- [Data to use]:

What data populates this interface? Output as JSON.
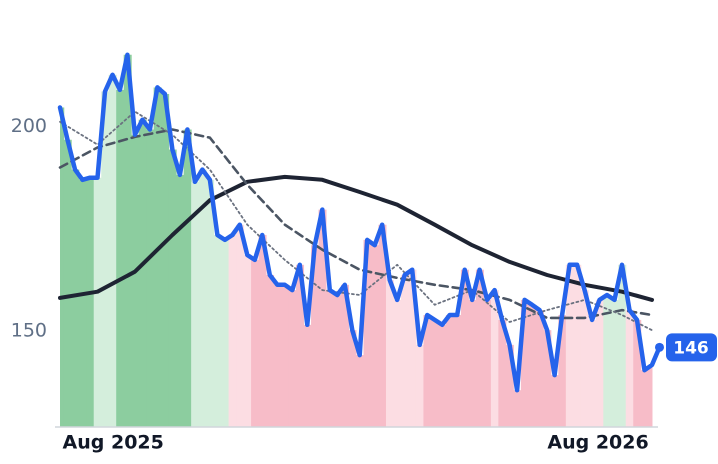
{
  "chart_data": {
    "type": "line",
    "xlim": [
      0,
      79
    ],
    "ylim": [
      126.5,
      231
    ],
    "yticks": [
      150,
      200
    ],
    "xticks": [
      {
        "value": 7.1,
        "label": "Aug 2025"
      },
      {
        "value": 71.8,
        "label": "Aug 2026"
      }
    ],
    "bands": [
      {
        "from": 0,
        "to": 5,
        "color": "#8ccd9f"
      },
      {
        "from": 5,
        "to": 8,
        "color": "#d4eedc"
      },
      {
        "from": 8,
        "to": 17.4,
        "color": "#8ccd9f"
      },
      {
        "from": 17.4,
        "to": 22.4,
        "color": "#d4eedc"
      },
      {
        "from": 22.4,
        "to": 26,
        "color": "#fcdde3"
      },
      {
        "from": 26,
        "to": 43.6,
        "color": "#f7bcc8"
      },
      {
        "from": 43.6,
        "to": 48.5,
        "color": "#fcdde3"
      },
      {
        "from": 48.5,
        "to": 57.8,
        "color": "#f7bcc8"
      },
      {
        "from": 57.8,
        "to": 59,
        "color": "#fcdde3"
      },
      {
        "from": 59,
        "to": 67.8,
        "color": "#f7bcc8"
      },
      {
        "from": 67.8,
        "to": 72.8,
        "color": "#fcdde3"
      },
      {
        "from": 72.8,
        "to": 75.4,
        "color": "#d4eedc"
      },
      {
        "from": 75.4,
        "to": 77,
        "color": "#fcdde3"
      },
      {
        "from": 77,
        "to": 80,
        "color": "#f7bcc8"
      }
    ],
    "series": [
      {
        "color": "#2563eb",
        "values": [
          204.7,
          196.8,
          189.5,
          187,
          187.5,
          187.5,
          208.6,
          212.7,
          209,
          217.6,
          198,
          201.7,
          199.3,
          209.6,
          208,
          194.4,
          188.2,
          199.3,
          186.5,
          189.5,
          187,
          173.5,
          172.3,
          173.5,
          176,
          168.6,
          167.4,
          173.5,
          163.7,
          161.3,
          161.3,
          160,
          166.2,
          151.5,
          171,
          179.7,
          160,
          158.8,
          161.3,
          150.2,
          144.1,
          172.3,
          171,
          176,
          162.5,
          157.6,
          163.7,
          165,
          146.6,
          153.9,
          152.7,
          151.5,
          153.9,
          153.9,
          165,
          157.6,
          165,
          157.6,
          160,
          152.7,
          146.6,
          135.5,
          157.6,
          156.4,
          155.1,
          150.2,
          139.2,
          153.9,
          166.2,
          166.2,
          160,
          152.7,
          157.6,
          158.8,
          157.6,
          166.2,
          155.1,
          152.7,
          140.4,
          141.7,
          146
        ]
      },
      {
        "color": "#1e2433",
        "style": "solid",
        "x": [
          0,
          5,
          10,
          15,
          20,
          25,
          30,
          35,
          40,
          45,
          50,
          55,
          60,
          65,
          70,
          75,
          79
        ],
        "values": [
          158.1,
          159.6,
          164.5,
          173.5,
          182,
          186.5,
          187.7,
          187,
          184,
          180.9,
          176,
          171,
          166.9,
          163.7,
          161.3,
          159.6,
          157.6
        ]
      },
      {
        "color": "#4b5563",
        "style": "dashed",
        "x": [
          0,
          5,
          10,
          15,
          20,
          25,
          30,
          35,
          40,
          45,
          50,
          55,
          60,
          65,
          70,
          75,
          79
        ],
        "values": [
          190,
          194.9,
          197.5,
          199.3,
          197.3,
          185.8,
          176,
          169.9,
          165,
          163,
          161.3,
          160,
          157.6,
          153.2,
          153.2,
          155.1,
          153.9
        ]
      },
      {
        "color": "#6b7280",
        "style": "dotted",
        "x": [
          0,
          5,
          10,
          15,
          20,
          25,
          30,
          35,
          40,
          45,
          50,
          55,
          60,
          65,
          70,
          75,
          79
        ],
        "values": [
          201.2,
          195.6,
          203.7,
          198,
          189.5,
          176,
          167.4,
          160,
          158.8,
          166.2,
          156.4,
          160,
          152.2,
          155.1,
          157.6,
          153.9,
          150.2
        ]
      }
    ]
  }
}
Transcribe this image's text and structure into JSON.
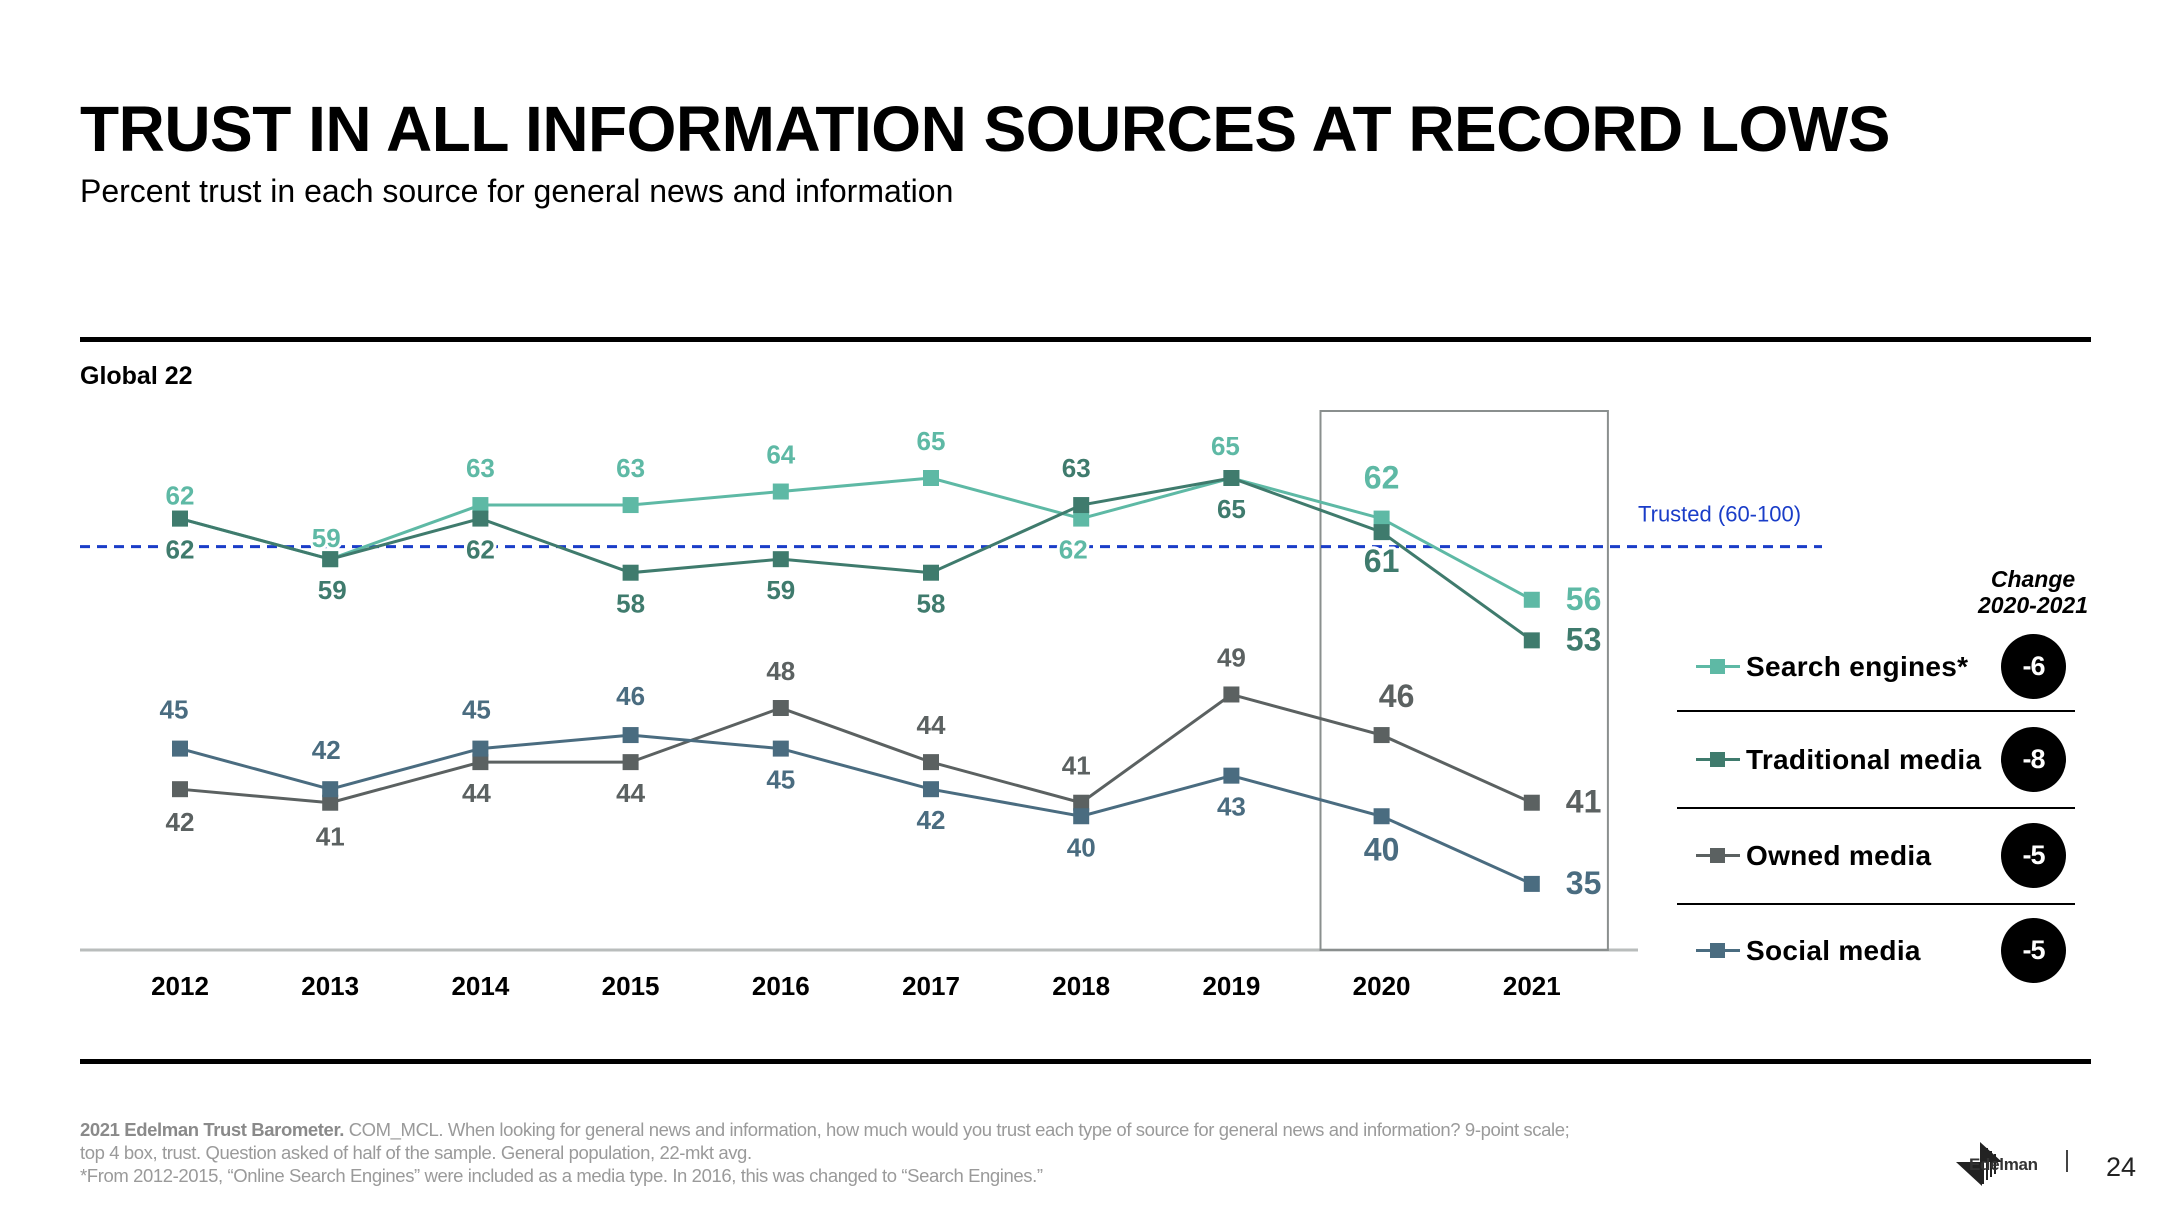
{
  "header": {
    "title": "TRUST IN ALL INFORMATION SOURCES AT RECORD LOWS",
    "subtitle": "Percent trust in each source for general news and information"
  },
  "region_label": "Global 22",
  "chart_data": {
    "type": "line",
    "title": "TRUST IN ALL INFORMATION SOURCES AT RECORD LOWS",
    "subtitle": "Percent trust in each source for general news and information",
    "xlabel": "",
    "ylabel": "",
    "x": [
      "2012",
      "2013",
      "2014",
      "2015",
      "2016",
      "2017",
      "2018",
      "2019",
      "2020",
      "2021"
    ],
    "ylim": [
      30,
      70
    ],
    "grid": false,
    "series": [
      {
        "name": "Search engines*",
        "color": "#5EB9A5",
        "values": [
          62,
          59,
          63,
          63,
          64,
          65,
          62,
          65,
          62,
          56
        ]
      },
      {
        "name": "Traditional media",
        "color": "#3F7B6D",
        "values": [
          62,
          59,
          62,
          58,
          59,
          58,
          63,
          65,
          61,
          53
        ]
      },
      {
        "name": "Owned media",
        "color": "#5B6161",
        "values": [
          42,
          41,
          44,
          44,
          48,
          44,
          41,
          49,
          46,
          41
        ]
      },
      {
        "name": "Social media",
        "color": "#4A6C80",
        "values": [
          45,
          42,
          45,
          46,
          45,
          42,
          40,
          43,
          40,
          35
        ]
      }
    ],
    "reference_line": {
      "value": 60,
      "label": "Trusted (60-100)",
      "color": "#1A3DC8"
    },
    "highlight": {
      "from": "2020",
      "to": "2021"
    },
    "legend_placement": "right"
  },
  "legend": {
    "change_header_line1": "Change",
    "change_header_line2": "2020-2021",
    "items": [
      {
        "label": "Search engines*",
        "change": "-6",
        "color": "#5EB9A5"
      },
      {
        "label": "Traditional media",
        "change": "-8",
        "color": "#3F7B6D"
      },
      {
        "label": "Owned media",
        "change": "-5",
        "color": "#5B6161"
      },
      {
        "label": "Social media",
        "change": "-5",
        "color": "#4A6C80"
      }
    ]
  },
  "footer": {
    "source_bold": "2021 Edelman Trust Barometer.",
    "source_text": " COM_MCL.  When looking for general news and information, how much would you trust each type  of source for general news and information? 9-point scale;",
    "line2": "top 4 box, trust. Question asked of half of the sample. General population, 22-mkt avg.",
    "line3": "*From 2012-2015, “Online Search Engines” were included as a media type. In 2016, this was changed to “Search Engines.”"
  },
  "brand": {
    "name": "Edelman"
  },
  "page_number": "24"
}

- [Goal of the exercise]:
Omit every picture, then repeat the remaining data exactly as it appears above.

- [Exercise answer]:
What data populates this interface? Output as JSON.
{
  "chart_data": {
    "type": "line",
    "xlim": [
      0,
      79
    ],
    "ylim": [
      126.5,
      231
    ],
    "yticks": [
      150,
      200
    ],
    "xticks": [
      {
        "value": 7.1,
        "label": "Aug 2025"
      },
      {
        "value": 71.8,
        "label": "Aug 2026"
      }
    ],
    "bands": [
      {
        "from": 0,
        "to": 5,
        "color": "#8ccd9f"
      },
      {
        "from": 5,
        "to": 8,
        "color": "#d4eedc"
      },
      {
        "from": 8,
        "to": 17.4,
        "color": "#8ccd9f"
      },
      {
        "from": 17.4,
        "to": 22.4,
        "color": "#d4eedc"
      },
      {
        "from": 22.4,
        "to": 26,
        "color": "#fcdde3"
      },
      {
        "from": 26,
        "to": 43.6,
        "color": "#f7bcc8"
      },
      {
        "from": 43.6,
        "to": 48.5,
        "color": "#fcdde3"
      },
      {
        "from": 48.5,
        "to": 57.8,
        "color": "#f7bcc8"
      },
      {
        "from": 57.8,
        "to": 59,
        "color": "#fcdde3"
      },
      {
        "from": 59,
        "to": 67.8,
        "color": "#f7bcc8"
      },
      {
        "from": 67.8,
        "to": 72.8,
        "color": "#fcdde3"
      },
      {
        "from": 72.8,
        "to": 75.4,
        "color": "#d4eedc"
      },
      {
        "from": 75.4,
        "to": 77,
        "color": "#fcdde3"
      },
      {
        "from": 77,
        "to": 80,
        "color": "#f7bcc8"
      }
    ],
    "series": [
      {
        "color": "#2563eb",
        "values": [
          204.7,
          196.8,
          189.5,
          187,
          187.5,
          187.5,
          208.6,
          212.7,
          209,
          217.6,
          198,
          201.7,
          199.3,
          209.6,
          208,
          194.4,
          188.2,
          199.3,
          186.5,
          189.5,
          187,
          173.5,
          172.3,
          173.5,
          176,
          168.6,
          167.4,
          173.5,
          163.7,
          161.3,
          161.3,
          160,
          166.2,
          151.5,
          171,
          179.7,
          160,
          158.8,
          161.3,
          150.2,
          144.1,
          172.3,
          171,
          176,
          162.5,
          157.6,
          163.7,
          165,
          146.6,
          153.9,
          152.7,
          151.5,
          153.9,
          153.9,
          165,
          157.6,
          165,
          157.6,
          160,
          152.7,
          146.6,
          135.5,
          157.6,
          156.4,
          155.1,
          150.2,
          139.2,
          153.9,
          166.2,
          166.2,
          160,
          152.7,
          157.6,
          158.8,
          157.6,
          166.2,
          155.1,
          152.7,
          140.4,
          141.7,
          146
        ]
      },
      {
        "color": "#1e2433",
        "style": "solid",
        "x": [
          0,
          5,
          10,
          15,
          20,
          25,
          30,
          35,
          40,
          45,
          50,
          55,
          60,
          65,
          70,
          75,
          79
        ],
        "values": [
          158.1,
          159.6,
          164.5,
          173.5,
          182,
          186.5,
          187.7,
          187,
          184,
          180.9,
          176,
          171,
          166.9,
          163.7,
          161.3,
          159.6,
          157.6
        ]
      },
      {
        "color": "#4b5563",
        "style": "dashed",
        "x": [
          0,
          5,
          10,
          15,
          20,
          25,
          30,
          35,
          40,
          45,
          50,
          55,
          60,
          65,
          70,
          75,
          79
        ],
        "values": [
          190,
          194.9,
          197.5,
          199.3,
          197.3,
          185.8,
          176,
          169.9,
          165,
          163,
          161.3,
          160,
          157.6,
          153.2,
          153.2,
          155.1,
          153.9
        ]
      },
      {
        "color": "#6b7280",
        "style": "dotted",
        "x": [
          0,
          5,
          10,
          15,
          20,
          25,
          30,
          35,
          40,
          45,
          50,
          55,
          60,
          65,
          70,
          75,
          79
        ],
        "values": [
          201.2,
          195.6,
          203.7,
          198,
          189.5,
          176,
          167.4,
          160,
          158.8,
          166.2,
          156.4,
          160,
          152.2,
          155.1,
          157.6,
          153.9,
          150.2
        ]
      }
    ]
  }
}
Transcribe this image's text and structure into JSON.
{
  "header": {
    "title": "TRUST IN ALL INFORMATION SOURCES AT RECORD LOWS",
    "subtitle": "Percent trust in each source for general news and information"
  },
  "region_label": "Global 22",
  "chart_data": {
    "type": "line",
    "title": "TRUST IN ALL INFORMATION SOURCES AT RECORD LOWS",
    "subtitle": "Percent trust in each source for general news and information",
    "xlabel": "",
    "ylabel": "",
    "x": [
      "2012",
      "2013",
      "2014",
      "2015",
      "2016",
      "2017",
      "2018",
      "2019",
      "2020",
      "2021"
    ],
    "ylim": [
      30,
      70
    ],
    "grid": false,
    "series": [
      {
        "name": "Search engines*",
        "color": "#5EB9A5",
        "values": [
          62,
          59,
          63,
          63,
          64,
          65,
          62,
          65,
          62,
          56
        ]
      },
      {
        "name": "Traditional media",
        "color": "#3F7B6D",
        "values": [
          62,
          59,
          62,
          58,
          59,
          58,
          63,
          65,
          61,
          53
        ]
      },
      {
        "name": "Owned media",
        "color": "#5B6161",
        "values": [
          42,
          41,
          44,
          44,
          48,
          44,
          41,
          49,
          46,
          41
        ]
      },
      {
        "name": "Social media",
        "color": "#4A6C80",
        "values": [
          45,
          42,
          45,
          46,
          45,
          42,
          40,
          43,
          40,
          35
        ]
      }
    ],
    "reference_line": {
      "value": 60,
      "label": "Trusted (60-100)",
      "color": "#1A3DC8"
    },
    "highlight": {
      "from": "2020",
      "to": "2021"
    },
    "legend_placement": "right"
  },
  "legend": {
    "change_header_line1": "Change",
    "change_header_line2": "2020-2021",
    "items": [
      {
        "label": "Search engines*",
        "change": "-6",
        "color": "#5EB9A5"
      },
      {
        "label": "Traditional media",
        "change": "-8",
        "color": "#3F7B6D"
      },
      {
        "label": "Owned media",
        "change": "-5",
        "color": "#5B6161"
      },
      {
        "label": "Social media",
        "change": "-5",
        "color": "#4A6C80"
      }
    ]
  },
  "footer": {
    "source_bold": "2021 Edelman Trust Barometer.",
    "source_text": " COM_MCL.  When looking for general news and information, how much would you trust each type  of source for general news and information? 9-point scale;",
    "line2": "top 4 box, trust. Question asked of half of the sample. General population, 22-mkt avg.",
    "line3": "*From 2012-2015, “Online Search Engines” were included as a media type. In 2016, this was changed to “Search Engines.”"
  },
  "brand": {
    "name": "Edelman"
  },
  "page_number": "24"
}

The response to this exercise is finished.